SHORT EXERCISE: Without including any pictures, write out all the entries exactly.

+++ DATASET RECORDS +++

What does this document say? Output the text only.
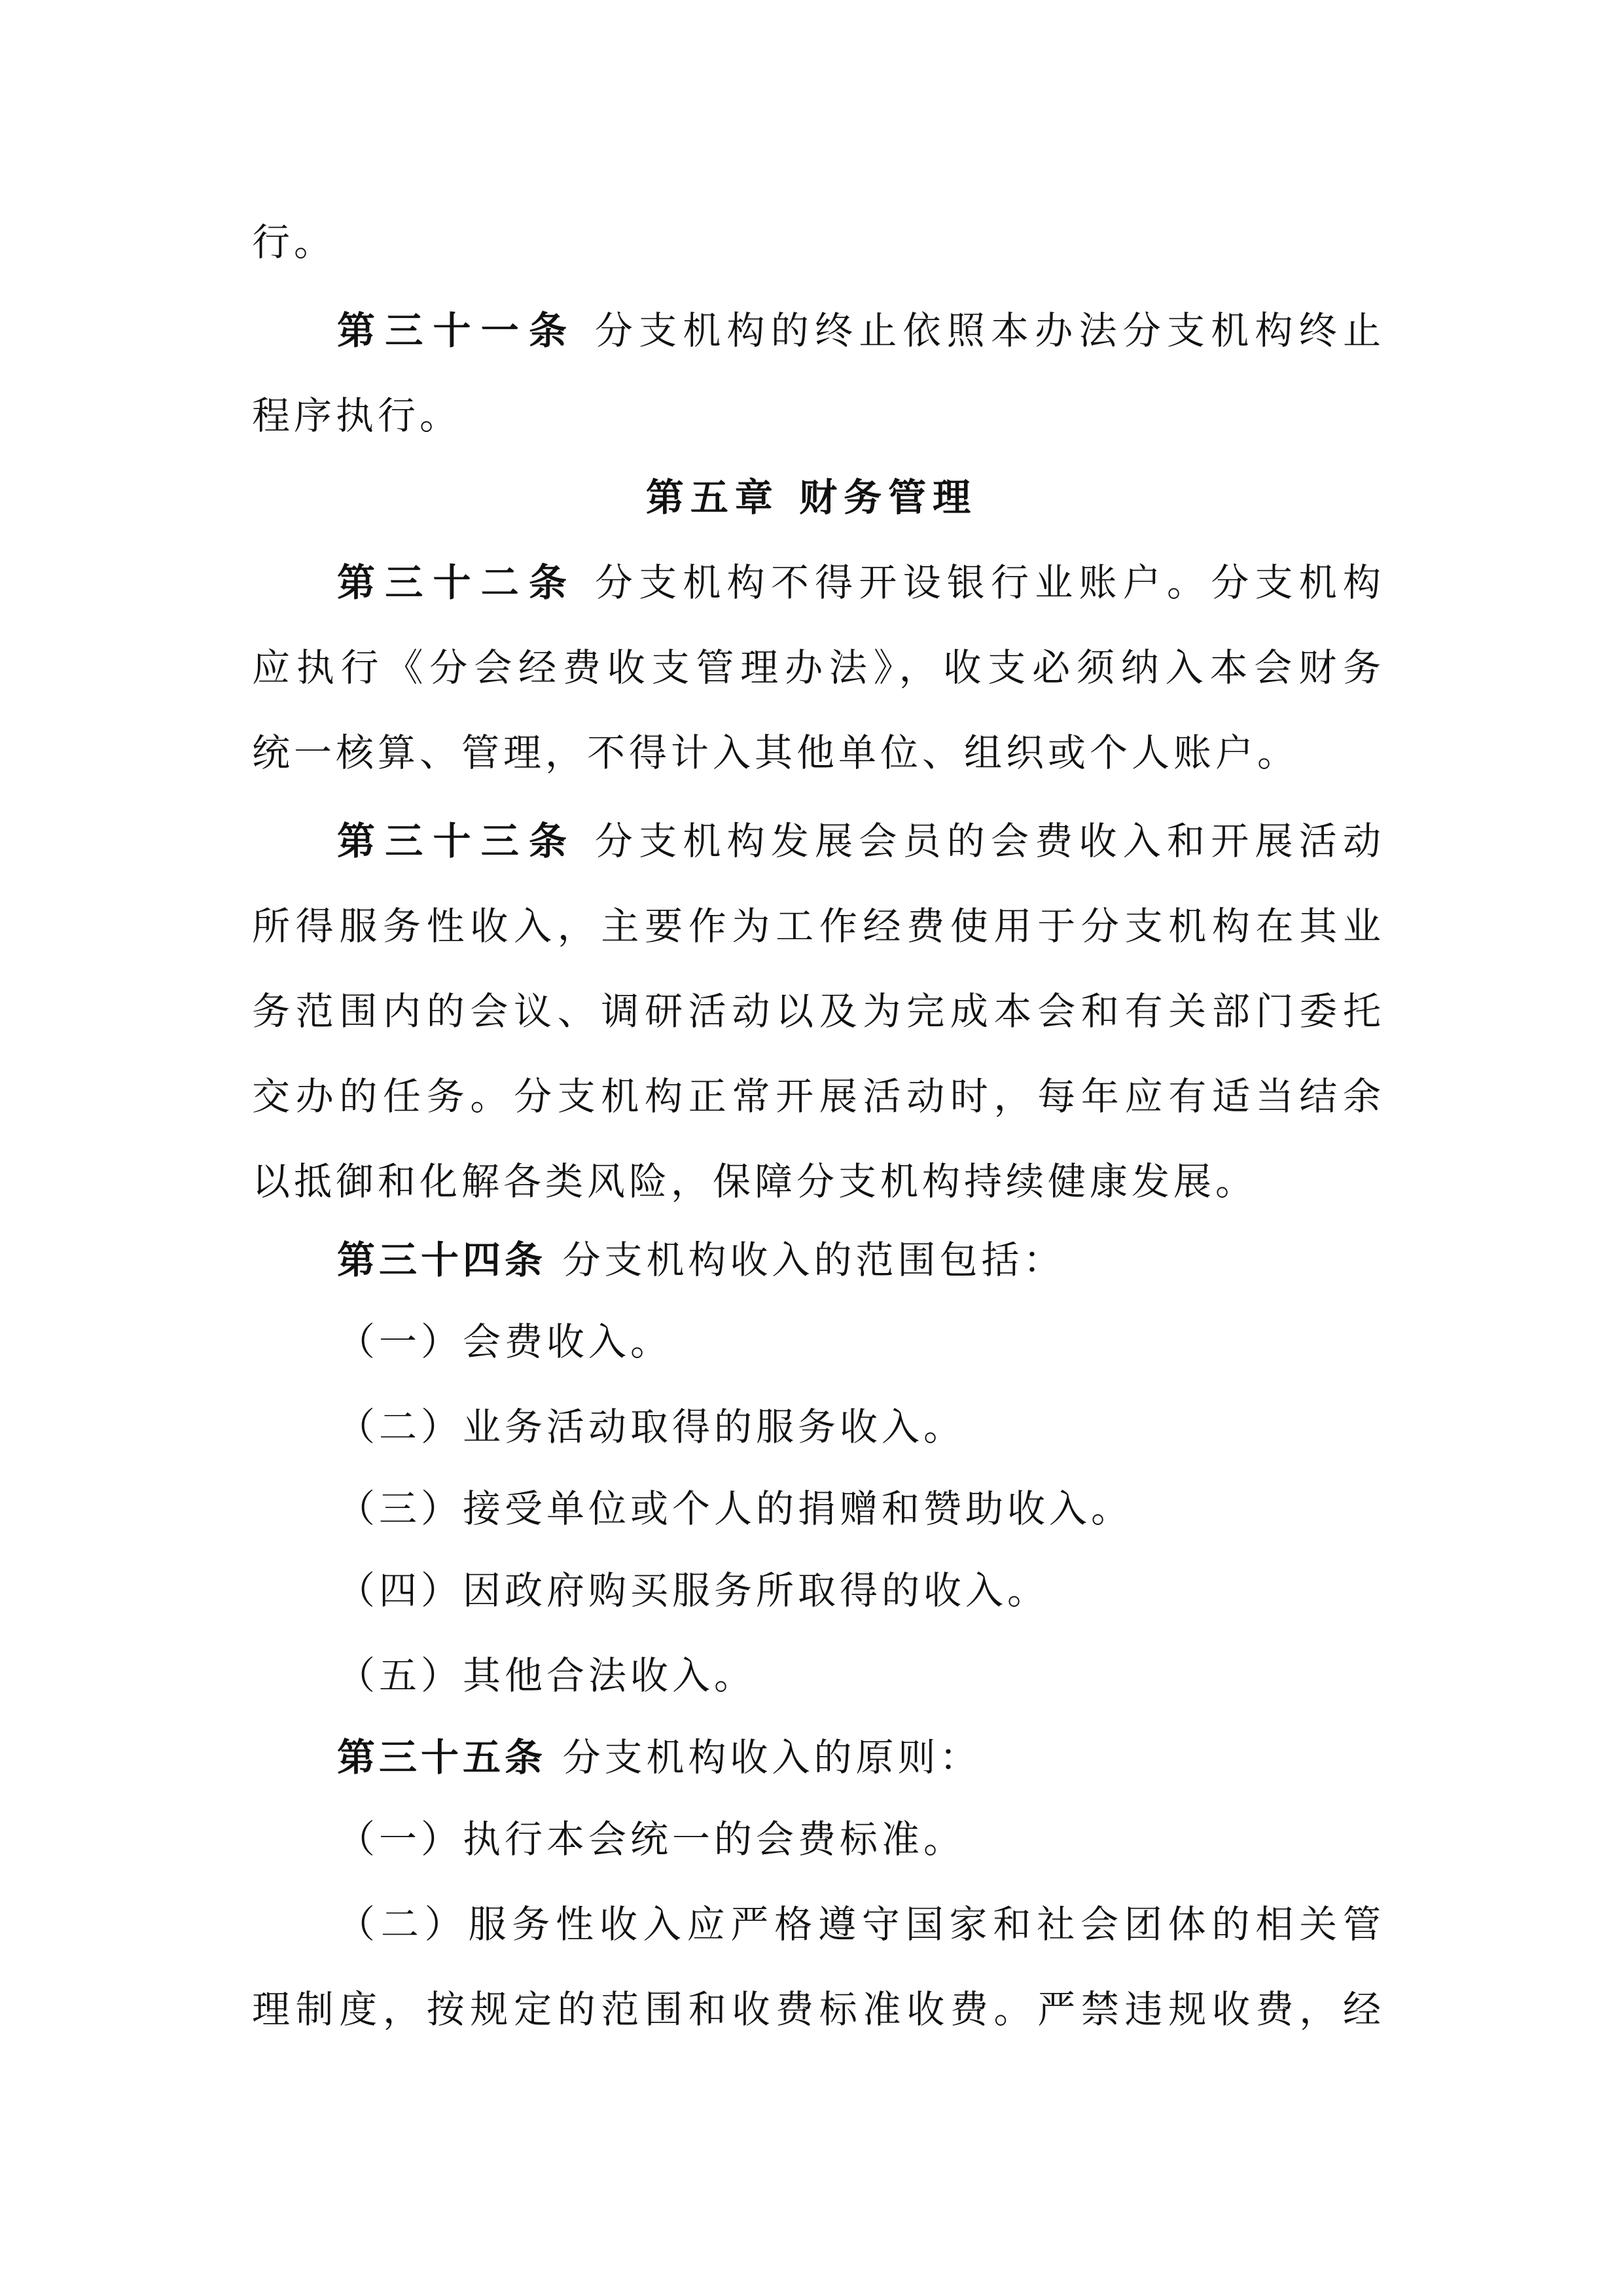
行。
第三十一条 分支机构的终止依照本办法分支机构终止
程序执行。
第五章 财务管理
第三十二条 分支机构不得开设银行业账户。分支机构
应执行《分会经费收支管理办法》，收支必须纳入本会财务
统一核算、管理，不得计入其他单位、组织或个人账户。
第三十三条 分支机构发展会员的会费收入和开展活动
所得服务性收入，主要作为工作经费使用于分支机构在其业
务范围内的会议、调研活动以及为完成本会和有关部门委托
交办的任务。分支机构正常开展活动时，每年应有适当结余
以抵御和化解各类风险，保障分支机构持续健康发展。
第三十四条 分支机构收入的范围包括：
（一）会费收入。
（二）业务活动取得的服务收入。
（三）接受单位或个人的捐赠和赞助收入。
（四）因政府购买服务所取得的收入。
（五）其他合法收入。
第三十五条 分支机构收入的原则：
（一）执行本会统一的会费标准。
（二）服务性收入应严格遵守国家和社会团体的相关管
理制度，按规定的范围和收费标准收费。严禁违规收费，经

+++

WRITTEN SOLUTION:
What does this document say? Output the text only.
行。
第三十一条 分支机构的终止依照本办法分支机构终止
程序执行。
第五章 财务管理
第三十二条 分支机构不得开设银行业账户。分支机构
应执行《分会经费收支管理办法》，收支必须纳入本会财务
统一核算、管理，不得计入其他单位、组织或个人账户。
第三十三条 分支机构发展会员的会费收入和开展活动
所得服务性收入，主要作为工作经费使用于分支机构在其业
务范围内的会议、调研活动以及为完成本会和有关部门委托
交办的任务。分支机构正常开展活动时，每年应有适当结余
以抵御和化解各类风险，保障分支机构持续健康发展。
第三十四条 分支机构收入的范围包括：
（一）会费收入。
（二）业务活动取得的服务收入。
（三）接受单位或个人的捐赠和赞助收入。
（四）因政府购买服务所取得的收入。
（五）其他合法收入。
第三十五条 分支机构收入的原则：
（一）执行本会统一的会费标准。
（二）服务性收入应严格遵守国家和社会团体的相关管
理制度，按规定的范围和收费标准收费。严禁违规收费，经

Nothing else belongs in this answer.